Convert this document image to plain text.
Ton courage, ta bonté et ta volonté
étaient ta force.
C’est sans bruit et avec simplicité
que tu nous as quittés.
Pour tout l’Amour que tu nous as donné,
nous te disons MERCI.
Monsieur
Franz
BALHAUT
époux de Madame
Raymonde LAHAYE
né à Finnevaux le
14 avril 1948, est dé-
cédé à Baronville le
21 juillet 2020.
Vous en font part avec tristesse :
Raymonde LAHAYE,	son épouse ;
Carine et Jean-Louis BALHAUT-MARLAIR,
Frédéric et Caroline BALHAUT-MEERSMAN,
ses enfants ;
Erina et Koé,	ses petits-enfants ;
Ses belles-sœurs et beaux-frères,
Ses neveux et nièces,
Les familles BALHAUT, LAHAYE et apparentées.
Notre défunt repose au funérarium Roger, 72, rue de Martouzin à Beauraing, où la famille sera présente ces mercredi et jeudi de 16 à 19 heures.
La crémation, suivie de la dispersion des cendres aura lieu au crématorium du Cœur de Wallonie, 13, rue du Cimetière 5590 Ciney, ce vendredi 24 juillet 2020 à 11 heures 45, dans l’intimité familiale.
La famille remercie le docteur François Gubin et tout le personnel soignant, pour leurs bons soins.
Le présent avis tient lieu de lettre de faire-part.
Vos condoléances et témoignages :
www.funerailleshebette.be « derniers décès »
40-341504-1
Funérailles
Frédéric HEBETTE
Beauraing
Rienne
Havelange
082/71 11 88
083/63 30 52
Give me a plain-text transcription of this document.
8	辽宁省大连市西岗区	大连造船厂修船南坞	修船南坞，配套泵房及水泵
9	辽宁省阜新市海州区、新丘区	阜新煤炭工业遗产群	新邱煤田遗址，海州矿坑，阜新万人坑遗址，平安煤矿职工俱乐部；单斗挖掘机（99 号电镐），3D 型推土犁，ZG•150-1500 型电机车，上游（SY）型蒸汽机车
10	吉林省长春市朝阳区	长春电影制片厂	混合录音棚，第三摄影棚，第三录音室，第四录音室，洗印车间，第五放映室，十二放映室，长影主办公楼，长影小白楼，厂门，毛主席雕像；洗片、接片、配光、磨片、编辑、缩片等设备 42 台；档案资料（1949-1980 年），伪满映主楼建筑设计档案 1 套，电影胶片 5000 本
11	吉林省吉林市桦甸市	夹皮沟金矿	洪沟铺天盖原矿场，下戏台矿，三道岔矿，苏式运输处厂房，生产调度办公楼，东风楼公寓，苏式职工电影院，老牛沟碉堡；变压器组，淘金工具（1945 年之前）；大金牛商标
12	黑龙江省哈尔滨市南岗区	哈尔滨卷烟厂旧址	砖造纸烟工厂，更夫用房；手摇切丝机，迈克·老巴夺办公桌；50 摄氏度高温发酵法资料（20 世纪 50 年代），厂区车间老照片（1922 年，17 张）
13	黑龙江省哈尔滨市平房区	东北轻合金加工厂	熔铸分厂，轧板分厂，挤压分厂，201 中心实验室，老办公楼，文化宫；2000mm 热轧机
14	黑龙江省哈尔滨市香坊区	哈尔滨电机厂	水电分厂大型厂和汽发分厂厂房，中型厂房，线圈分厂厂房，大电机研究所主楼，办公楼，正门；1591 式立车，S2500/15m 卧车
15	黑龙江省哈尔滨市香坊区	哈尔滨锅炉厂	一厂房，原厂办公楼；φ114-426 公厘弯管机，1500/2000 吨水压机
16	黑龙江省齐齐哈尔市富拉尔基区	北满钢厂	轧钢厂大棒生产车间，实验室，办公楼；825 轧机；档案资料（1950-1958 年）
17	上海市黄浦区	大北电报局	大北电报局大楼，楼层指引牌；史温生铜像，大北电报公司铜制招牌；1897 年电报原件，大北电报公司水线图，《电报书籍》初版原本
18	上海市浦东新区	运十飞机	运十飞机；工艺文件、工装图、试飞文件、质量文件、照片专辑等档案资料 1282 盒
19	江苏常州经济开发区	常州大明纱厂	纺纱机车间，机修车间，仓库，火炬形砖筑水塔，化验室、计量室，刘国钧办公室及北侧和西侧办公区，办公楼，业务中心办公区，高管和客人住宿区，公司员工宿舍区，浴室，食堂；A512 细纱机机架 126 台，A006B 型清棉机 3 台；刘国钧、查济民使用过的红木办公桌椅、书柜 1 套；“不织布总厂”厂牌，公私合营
_____
Pick out the lines containing the string "document".

Convert this document image to plain text.
Give me a plain-text transcription of this document.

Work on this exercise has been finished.